### Given request
All lines featuring the string "image" are to be listed.

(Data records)
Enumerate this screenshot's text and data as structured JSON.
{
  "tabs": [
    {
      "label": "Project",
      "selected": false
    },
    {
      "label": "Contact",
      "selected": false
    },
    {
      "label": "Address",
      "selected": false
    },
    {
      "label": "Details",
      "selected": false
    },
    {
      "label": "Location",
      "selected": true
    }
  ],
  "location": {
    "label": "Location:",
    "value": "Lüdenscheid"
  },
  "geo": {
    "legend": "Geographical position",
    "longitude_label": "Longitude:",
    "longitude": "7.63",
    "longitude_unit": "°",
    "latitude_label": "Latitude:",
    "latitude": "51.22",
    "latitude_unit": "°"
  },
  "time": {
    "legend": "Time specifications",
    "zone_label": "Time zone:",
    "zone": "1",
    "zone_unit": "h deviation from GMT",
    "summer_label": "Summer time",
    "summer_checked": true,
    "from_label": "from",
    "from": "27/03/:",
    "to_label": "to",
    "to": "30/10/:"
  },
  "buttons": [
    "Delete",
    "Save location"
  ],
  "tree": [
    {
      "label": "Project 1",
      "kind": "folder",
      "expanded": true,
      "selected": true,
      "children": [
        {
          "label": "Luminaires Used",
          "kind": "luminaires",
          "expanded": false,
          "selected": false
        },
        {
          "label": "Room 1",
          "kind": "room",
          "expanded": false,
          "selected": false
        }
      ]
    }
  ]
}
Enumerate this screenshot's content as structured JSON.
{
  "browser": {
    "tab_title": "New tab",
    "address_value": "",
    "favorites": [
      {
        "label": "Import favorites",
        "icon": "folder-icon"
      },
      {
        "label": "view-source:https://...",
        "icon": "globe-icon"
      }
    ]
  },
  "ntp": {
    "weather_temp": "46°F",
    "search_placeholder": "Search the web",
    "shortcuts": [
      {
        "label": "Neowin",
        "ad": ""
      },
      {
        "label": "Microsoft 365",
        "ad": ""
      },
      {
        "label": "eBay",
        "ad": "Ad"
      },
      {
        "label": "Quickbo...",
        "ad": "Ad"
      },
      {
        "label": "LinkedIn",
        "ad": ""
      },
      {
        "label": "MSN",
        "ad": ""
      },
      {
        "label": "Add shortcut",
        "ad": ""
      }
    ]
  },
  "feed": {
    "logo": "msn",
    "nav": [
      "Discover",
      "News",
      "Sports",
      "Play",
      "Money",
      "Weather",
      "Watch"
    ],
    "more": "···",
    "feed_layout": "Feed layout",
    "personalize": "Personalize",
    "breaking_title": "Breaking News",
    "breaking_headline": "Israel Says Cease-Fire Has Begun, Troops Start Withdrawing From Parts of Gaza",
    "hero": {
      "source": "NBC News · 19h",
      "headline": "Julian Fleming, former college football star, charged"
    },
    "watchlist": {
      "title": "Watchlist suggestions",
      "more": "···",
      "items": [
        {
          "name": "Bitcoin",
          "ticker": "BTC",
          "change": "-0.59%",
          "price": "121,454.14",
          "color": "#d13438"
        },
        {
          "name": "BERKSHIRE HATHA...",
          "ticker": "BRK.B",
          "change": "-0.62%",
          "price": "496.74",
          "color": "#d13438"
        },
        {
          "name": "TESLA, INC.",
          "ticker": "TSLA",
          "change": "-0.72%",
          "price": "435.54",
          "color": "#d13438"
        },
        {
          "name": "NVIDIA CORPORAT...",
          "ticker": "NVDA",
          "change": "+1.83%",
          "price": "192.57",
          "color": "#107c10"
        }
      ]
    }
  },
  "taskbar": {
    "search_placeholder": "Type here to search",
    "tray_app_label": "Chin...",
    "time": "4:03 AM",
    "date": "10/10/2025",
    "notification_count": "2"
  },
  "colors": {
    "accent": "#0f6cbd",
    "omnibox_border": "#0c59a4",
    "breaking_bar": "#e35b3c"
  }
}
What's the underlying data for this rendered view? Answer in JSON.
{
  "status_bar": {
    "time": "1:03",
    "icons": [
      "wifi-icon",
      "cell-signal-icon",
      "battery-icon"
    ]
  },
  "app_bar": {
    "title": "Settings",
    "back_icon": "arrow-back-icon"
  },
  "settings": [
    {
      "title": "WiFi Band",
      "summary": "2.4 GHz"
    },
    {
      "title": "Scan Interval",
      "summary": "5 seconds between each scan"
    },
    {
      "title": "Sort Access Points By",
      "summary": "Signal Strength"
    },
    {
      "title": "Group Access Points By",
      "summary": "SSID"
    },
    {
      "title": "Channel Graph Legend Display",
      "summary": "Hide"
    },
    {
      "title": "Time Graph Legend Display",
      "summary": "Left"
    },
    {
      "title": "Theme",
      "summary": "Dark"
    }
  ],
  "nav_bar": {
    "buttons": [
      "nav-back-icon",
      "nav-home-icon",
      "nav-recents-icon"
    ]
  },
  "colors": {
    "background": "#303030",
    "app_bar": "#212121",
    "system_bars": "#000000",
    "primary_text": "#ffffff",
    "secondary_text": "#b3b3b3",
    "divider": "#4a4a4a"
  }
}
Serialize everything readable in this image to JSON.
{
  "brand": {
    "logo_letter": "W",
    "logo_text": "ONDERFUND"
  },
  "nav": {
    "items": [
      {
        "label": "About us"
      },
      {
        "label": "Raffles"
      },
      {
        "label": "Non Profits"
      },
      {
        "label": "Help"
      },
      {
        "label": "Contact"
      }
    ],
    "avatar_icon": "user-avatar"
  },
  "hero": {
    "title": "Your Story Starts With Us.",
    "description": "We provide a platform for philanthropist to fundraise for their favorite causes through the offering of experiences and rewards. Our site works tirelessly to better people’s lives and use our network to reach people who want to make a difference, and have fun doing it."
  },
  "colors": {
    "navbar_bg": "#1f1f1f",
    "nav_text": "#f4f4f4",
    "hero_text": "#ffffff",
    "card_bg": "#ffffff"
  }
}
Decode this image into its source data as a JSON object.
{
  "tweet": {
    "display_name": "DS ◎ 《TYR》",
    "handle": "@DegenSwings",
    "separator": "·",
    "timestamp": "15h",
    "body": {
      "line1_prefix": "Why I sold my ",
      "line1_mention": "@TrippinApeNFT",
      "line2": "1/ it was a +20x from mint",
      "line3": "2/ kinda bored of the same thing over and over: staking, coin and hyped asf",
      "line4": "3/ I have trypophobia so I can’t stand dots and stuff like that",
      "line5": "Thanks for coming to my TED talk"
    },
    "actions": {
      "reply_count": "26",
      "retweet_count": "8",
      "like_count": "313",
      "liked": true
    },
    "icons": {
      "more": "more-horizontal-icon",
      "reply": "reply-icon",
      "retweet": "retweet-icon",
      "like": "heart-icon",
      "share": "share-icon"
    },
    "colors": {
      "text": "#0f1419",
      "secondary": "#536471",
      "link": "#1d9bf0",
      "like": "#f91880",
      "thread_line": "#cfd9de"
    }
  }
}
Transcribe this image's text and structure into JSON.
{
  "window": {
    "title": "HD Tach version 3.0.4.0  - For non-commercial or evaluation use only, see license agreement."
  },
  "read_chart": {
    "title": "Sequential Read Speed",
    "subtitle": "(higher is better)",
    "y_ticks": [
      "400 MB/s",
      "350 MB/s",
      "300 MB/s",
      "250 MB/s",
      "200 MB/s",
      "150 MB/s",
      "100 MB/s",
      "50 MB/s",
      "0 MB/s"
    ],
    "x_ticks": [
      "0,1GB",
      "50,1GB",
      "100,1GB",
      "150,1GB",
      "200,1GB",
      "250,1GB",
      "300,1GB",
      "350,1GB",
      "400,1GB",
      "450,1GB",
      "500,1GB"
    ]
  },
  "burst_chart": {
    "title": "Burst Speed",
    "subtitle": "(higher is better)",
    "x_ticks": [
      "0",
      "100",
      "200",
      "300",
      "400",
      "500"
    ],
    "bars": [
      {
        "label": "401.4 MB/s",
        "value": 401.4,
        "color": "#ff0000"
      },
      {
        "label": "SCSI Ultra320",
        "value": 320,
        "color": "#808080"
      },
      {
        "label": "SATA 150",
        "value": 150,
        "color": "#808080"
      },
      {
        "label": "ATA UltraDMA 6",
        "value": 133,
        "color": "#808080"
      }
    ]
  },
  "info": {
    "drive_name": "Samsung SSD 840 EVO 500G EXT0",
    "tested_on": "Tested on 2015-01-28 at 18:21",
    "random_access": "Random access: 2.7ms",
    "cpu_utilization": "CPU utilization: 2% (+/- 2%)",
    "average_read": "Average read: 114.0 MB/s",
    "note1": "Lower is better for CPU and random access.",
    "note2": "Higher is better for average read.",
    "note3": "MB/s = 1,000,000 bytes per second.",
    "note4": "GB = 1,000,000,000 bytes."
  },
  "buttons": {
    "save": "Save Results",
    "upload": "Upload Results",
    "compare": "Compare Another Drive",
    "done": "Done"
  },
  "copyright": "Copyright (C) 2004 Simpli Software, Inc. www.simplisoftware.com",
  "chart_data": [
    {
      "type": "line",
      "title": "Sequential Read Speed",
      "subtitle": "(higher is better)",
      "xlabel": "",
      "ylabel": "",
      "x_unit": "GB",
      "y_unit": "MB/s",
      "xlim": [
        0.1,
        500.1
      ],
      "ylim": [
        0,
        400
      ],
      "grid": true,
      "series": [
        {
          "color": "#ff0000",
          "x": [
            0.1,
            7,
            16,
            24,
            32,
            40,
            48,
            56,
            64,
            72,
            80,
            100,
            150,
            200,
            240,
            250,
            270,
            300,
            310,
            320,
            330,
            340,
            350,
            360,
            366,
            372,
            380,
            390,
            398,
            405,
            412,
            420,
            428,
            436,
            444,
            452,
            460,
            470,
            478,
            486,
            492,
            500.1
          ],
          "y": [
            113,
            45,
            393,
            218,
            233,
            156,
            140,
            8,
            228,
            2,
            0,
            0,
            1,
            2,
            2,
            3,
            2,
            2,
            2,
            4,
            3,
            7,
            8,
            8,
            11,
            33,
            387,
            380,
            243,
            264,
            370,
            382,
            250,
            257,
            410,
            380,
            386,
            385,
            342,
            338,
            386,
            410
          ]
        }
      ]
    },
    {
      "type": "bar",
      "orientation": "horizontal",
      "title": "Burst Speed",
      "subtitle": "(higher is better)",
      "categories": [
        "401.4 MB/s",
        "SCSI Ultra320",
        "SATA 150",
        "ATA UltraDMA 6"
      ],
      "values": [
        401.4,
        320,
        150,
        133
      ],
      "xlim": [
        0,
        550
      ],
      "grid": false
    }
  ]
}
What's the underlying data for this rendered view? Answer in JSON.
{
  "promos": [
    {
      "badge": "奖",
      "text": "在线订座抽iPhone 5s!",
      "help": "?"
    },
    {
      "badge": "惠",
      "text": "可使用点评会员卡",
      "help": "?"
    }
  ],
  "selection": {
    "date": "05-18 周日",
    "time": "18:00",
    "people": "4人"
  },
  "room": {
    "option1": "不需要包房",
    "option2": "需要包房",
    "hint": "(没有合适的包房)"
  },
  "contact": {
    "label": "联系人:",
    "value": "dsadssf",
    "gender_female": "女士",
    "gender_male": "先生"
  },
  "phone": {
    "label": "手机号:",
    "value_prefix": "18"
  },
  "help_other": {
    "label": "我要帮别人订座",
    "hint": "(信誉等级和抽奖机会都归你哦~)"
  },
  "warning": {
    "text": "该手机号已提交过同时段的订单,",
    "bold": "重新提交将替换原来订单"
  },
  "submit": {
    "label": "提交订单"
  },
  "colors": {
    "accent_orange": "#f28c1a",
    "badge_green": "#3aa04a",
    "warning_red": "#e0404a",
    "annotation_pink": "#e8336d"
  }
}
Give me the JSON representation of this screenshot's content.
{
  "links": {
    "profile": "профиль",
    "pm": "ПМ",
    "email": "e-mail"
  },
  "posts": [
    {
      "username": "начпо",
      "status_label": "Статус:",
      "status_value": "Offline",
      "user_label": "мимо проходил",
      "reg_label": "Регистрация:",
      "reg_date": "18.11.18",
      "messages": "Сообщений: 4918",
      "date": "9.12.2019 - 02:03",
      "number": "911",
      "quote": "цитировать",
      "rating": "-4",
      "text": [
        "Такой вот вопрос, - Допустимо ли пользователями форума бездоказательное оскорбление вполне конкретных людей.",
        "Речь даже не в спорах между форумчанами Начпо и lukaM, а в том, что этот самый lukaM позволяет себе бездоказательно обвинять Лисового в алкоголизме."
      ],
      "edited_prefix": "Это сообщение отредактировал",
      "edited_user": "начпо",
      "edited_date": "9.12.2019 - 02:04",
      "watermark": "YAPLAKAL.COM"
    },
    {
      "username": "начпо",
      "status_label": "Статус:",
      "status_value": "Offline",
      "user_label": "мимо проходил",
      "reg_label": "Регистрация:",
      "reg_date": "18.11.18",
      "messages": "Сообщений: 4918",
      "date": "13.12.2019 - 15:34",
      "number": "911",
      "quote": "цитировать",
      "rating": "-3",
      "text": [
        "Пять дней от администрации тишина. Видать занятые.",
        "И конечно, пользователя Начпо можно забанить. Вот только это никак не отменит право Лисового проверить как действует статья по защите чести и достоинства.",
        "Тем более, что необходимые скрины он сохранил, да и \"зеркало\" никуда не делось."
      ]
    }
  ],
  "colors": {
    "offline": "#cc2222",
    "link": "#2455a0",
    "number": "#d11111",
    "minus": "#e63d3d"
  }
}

### The output
Serialize everything readable in this image to JSON.
Decode this image into its source data as a JSON object.
Transcribe this image's text and structure into JSON.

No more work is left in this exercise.